| Dataset |

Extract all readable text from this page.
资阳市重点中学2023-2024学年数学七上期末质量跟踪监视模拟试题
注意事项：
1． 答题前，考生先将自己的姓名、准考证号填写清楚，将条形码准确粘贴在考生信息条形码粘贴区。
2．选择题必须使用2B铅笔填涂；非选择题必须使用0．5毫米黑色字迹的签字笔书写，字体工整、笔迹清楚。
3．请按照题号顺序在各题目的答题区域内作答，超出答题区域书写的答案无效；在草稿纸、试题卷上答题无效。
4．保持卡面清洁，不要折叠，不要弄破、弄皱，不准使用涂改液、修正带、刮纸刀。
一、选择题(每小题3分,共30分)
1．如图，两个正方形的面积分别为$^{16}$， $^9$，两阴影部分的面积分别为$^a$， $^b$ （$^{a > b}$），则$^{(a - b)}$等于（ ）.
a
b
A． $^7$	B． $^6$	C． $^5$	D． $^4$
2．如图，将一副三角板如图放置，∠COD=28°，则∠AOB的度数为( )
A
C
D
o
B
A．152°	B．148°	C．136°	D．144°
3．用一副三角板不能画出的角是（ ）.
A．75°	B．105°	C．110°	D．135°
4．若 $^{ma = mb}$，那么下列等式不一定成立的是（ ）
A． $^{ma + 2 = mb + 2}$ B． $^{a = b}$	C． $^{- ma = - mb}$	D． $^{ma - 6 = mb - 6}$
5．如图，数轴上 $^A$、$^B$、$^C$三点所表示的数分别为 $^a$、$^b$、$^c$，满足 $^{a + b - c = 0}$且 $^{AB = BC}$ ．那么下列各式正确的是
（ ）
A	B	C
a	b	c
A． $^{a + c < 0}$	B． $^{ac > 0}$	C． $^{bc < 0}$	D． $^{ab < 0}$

| What this task involves |
Give the listing above again, word for word.

| Exercise solution |
Extract all readable text from this page.
资阳市重点中学2023-2024学年数学七上期末质量跟踪监视模拟试题
注意事项：
1． 答题前，考生先将自己的姓名、准考证号填写清楚，将条形码准确粘贴在考生信息条形码粘贴区。
2．选择题必须使用2B铅笔填涂；非选择题必须使用0．5毫米黑色字迹的签字笔书写，字体工整、笔迹清楚。
3．请按照题号顺序在各题目的答题区域内作答，超出答题区域书写的答案无效；在草稿纸、试题卷上答题无效。
4．保持卡面清洁，不要折叠，不要弄破、弄皱，不准使用涂改液、修正带、刮纸刀。
一、选择题(每小题3分,共30分)
1．如图，两个正方形的面积分别为$^{16}$， $^9$，两阴影部分的面积分别为$^a$， $^b$ （$^{a > b}$），则$^{(a - b)}$等于（ ）.
a
b
A． $^7$	B． $^6$	C． $^5$	D． $^4$
2．如图，将一副三角板如图放置，∠COD=28°，则∠AOB的度数为( )
A
C
D
o
B
A．152°	B．148°	C．136°	D．144°
3．用一副三角板不能画出的角是（ ）.
A．75°	B．105°	C．110°	D．135°
4．若 $^{ma = mb}$，那么下列等式不一定成立的是（ ）
A． $^{ma + 2 = mb + 2}$ B． $^{a = b}$	C． $^{- ma = - mb}$	D． $^{ma - 6 = mb - 6}$
5．如图，数轴上 $^A$、$^B$、$^C$三点所表示的数分别为 $^a$、$^b$、$^c$，满足 $^{a + b - c = 0}$且 $^{AB = BC}$ ．那么下列各式正确的是
（ ）
A	B	C
a	b	c
A． $^{a + c < 0}$	B． $^{ac > 0}$	C． $^{bc < 0}$	D． $^{ab < 0}$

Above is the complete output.